YOUR TASK: Which lines contain the string "this"? Please list every one of them.

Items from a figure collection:
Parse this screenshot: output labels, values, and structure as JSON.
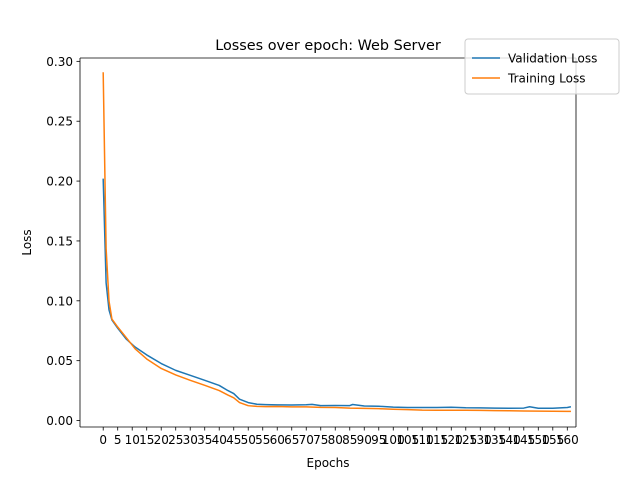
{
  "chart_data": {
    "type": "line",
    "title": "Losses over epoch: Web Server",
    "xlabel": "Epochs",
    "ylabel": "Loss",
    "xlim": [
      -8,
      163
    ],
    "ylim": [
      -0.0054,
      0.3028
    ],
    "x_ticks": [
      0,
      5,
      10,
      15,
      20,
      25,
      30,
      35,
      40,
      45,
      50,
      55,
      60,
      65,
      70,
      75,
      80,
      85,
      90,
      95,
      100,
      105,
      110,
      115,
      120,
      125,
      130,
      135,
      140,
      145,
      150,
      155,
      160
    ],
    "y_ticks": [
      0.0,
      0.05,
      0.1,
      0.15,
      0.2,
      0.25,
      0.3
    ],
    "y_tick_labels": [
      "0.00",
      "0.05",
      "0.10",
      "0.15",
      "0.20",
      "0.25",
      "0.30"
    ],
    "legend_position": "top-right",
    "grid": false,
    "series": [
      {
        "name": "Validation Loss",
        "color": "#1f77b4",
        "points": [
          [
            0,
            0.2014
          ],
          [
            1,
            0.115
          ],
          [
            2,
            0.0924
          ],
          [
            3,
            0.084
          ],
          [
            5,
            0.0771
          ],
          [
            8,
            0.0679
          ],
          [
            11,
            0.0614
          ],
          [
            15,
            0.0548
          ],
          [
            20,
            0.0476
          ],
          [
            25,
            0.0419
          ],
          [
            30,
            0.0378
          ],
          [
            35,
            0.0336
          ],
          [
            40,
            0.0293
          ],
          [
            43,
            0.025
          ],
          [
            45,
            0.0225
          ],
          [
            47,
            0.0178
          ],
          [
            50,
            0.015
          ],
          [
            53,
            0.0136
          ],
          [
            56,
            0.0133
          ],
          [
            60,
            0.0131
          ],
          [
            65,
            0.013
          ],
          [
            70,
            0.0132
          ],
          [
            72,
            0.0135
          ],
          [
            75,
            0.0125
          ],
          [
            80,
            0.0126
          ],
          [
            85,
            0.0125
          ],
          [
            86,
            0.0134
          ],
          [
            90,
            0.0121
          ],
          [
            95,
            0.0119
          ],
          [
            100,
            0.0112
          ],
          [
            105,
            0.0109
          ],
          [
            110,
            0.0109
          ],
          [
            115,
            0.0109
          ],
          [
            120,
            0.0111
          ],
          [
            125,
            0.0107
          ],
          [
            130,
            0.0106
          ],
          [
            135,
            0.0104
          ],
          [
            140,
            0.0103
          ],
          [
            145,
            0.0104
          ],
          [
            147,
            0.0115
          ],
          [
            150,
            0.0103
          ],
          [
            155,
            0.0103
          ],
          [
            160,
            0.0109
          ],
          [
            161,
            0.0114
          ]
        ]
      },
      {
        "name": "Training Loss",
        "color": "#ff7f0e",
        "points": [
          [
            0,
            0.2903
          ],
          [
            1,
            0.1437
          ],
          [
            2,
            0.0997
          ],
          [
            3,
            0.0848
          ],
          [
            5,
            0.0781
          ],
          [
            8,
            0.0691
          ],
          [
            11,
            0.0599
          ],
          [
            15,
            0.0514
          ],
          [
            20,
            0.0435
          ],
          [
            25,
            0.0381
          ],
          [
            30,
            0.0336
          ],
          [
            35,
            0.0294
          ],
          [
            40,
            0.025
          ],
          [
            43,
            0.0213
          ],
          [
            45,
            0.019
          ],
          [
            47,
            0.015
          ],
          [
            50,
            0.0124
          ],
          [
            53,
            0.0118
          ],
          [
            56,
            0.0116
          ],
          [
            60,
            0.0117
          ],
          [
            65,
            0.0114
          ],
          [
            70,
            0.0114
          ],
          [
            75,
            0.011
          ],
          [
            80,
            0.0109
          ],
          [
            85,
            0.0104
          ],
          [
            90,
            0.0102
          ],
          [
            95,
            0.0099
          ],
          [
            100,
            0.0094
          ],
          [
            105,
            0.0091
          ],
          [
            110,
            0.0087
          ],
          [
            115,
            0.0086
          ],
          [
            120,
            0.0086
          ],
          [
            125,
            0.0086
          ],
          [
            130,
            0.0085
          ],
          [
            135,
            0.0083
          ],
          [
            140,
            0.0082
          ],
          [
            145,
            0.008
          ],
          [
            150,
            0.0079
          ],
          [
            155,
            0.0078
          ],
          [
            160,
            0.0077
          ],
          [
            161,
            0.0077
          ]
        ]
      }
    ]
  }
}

--

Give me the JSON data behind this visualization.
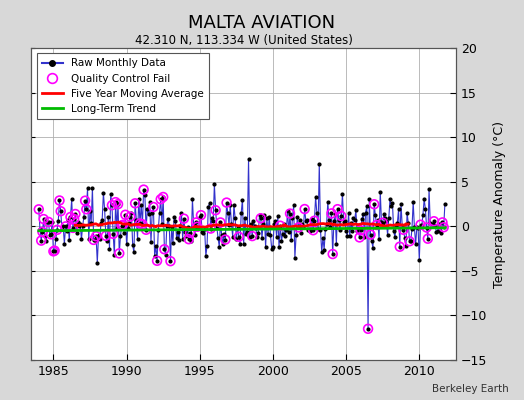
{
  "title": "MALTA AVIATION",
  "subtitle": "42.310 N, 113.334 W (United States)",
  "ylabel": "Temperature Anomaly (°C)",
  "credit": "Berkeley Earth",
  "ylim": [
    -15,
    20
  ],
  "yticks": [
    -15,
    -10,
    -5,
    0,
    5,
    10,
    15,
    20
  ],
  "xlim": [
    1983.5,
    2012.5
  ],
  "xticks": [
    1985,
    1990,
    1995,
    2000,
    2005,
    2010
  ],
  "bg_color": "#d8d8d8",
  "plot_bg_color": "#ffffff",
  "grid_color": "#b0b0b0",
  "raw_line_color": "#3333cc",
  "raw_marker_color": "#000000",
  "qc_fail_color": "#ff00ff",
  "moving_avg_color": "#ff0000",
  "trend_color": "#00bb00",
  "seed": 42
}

EXERCISE ANSWER:
Parse this screenshot: output labels, values, and structure as JSON.
Give me the JSON data behind this visualization.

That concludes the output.